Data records
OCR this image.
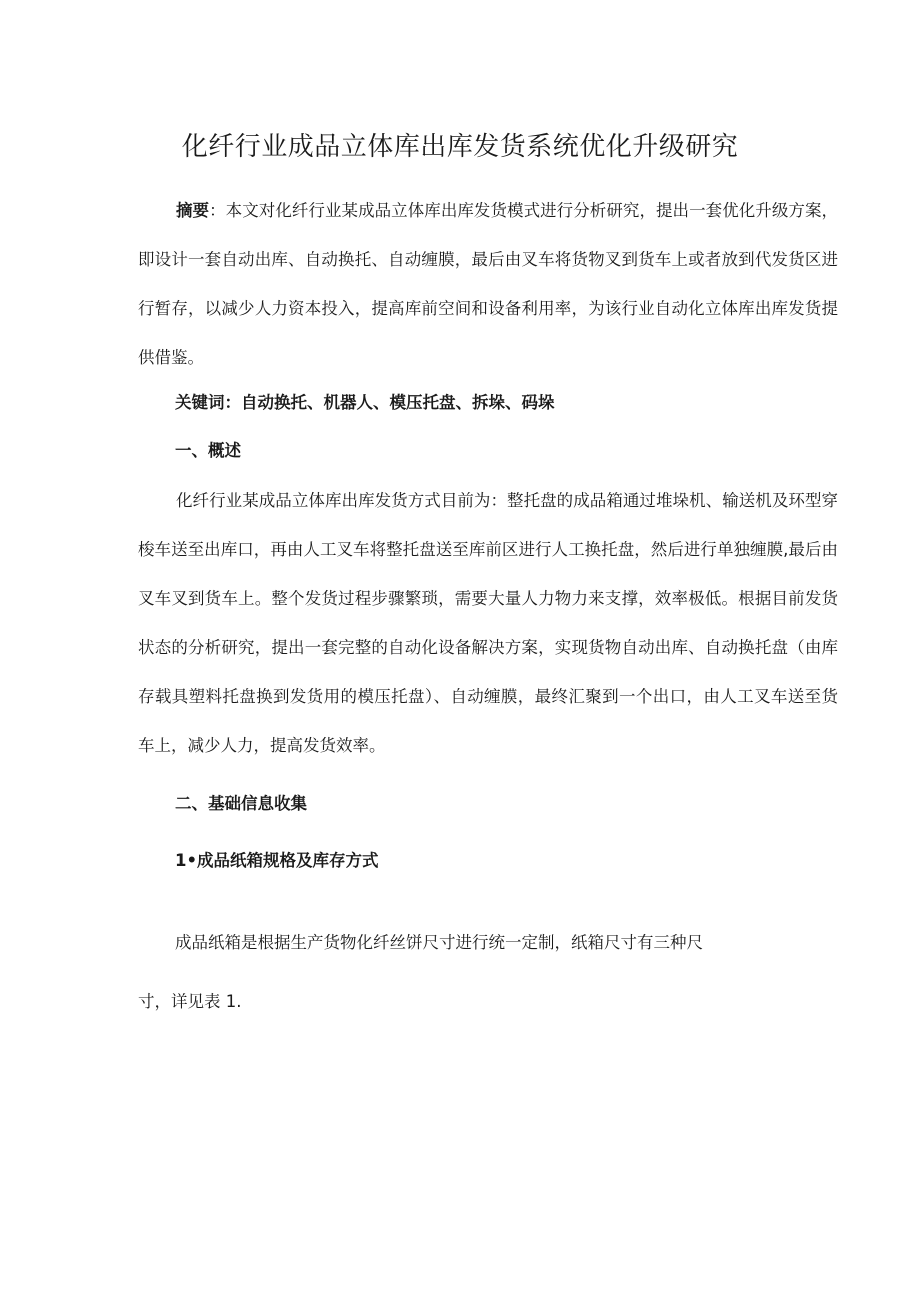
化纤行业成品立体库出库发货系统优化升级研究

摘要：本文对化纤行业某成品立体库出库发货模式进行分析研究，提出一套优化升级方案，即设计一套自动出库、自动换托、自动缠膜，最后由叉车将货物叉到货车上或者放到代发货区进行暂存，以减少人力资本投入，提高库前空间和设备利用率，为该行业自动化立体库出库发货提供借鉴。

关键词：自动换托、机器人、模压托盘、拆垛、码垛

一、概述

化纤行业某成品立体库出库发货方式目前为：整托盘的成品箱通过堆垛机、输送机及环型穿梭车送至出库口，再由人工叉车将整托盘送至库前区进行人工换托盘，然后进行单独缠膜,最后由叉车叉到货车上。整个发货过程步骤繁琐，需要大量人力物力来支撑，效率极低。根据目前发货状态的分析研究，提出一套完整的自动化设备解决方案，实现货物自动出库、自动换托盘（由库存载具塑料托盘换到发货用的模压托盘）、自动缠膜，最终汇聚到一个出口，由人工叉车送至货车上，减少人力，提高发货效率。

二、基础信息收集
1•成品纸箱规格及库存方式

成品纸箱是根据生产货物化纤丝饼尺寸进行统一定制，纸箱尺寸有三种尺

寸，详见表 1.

==

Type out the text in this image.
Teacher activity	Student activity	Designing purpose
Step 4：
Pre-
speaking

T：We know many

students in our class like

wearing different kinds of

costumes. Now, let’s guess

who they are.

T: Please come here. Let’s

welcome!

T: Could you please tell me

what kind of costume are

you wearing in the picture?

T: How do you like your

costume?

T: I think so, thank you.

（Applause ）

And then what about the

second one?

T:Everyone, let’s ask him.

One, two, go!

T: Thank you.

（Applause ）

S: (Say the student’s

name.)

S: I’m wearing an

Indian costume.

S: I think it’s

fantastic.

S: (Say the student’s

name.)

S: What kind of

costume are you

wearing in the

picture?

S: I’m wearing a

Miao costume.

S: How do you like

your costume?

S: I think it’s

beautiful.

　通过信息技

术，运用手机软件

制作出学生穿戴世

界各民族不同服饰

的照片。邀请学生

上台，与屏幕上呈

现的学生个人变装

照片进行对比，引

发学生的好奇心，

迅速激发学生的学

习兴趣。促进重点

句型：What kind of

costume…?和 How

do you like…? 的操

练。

**GIVEN INSTRUCTION:** State the count of lines with the word "image" in them, and write nothing else.

**WORKED SOLUTION:** 2